Exercise requirements -> Pull out every line from the listing that has the word "Lysander".

Dataset items
-*-*-

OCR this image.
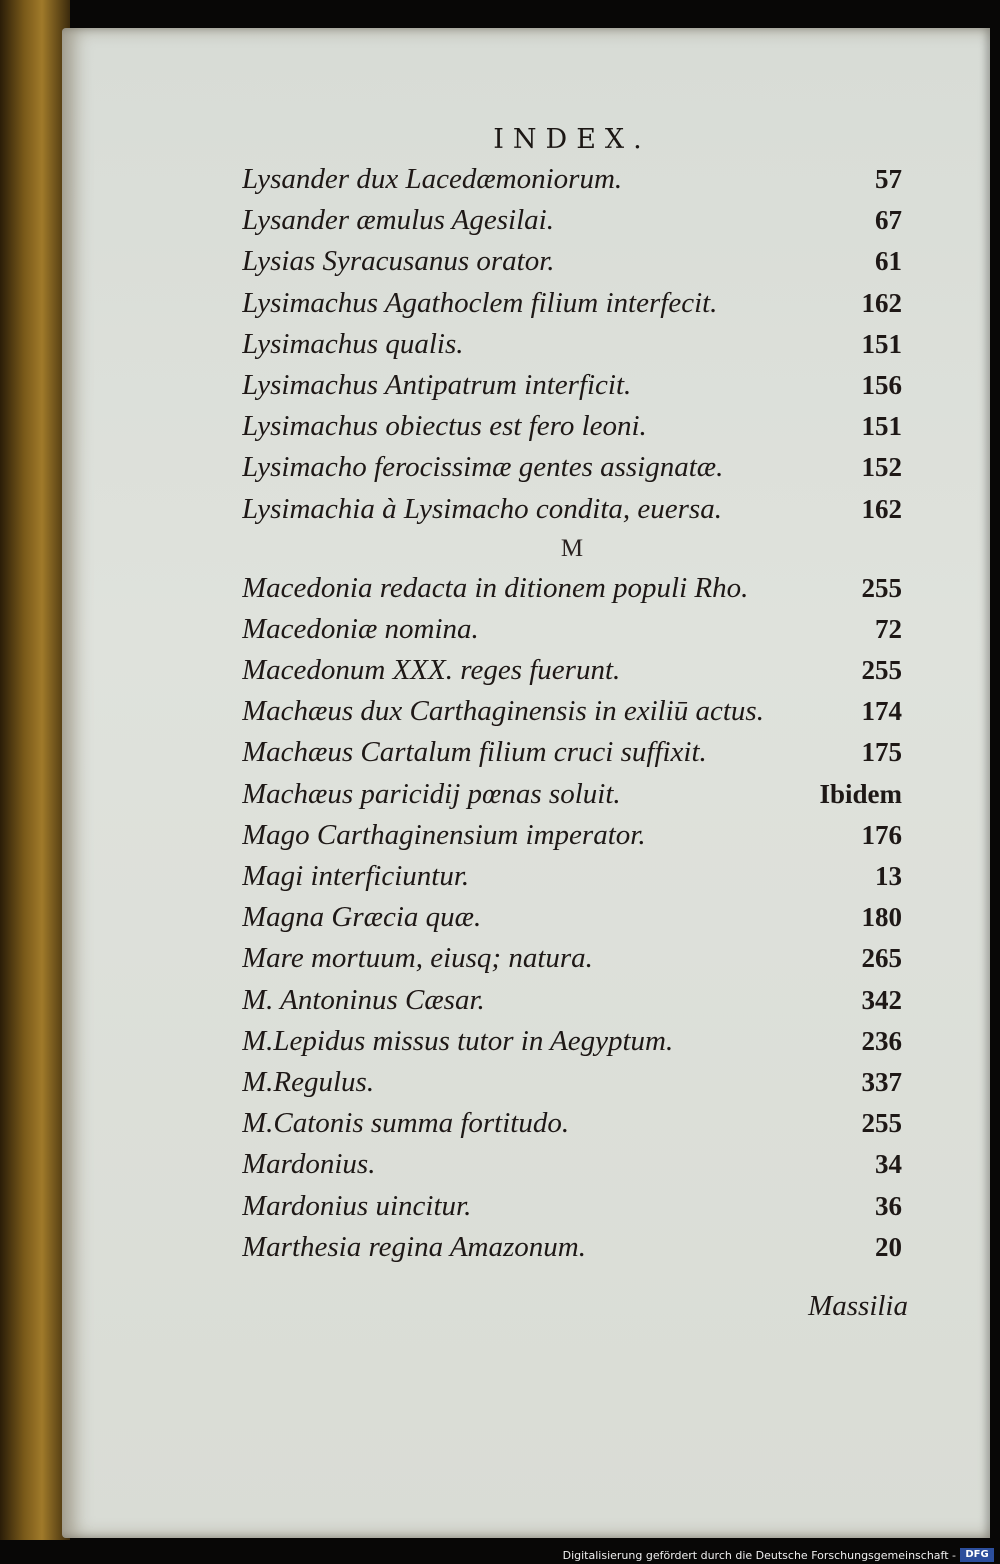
INDEX.
Lysander dux Lacedæmoniorum.	57
Lysander æmulus Agesilai.	67
Lysias Syracusanus orator.	61
Lysimachus Agathoclem filium interfecit.	162
Lysimachus qualis.	151
Lysimachus Antipatrum interficit.	156
Lysimachus obiectus est fero leoni.	151
Lysimacho ferocissimæ gentes assignatæ.	152
Lysimachia à Lysimacho condita, euersa.	162
M
Macedonia redacta in ditionem populi Rho.	255
Macedoniæ nomina.	72
Macedonum XXX. reges fuerunt.	255
Machæus dux Carthaginensis in exiliū actus.	174
Machæus Cartalum filium cruci suffixit.	175
Machæus paricidij pœnas soluit.	Ibidem
Mago Carthaginensium imperator.	176
Magi interficiuntur.	13
Magna Græcia quæ.	180
Mare mortuum, eiusq; natura.	265
M. Antoninus Cæsar.	342
M.Lepidus missus tutor in Aegyptum.	236
M.Regulus.	337
M.Catonis summa fortitudo.	255
Mardonius.	34
Mardonius uincitur.	36
Marthesia regina Amazonum.	20
Massilia
Digitalisierung gefördert durch die Deutsche Forschungsgemeinschaft - DFG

-*-*-

Result ->
Lysander dux Lacedæmoniorum.	57
Lysander æmulus Agesilai.	67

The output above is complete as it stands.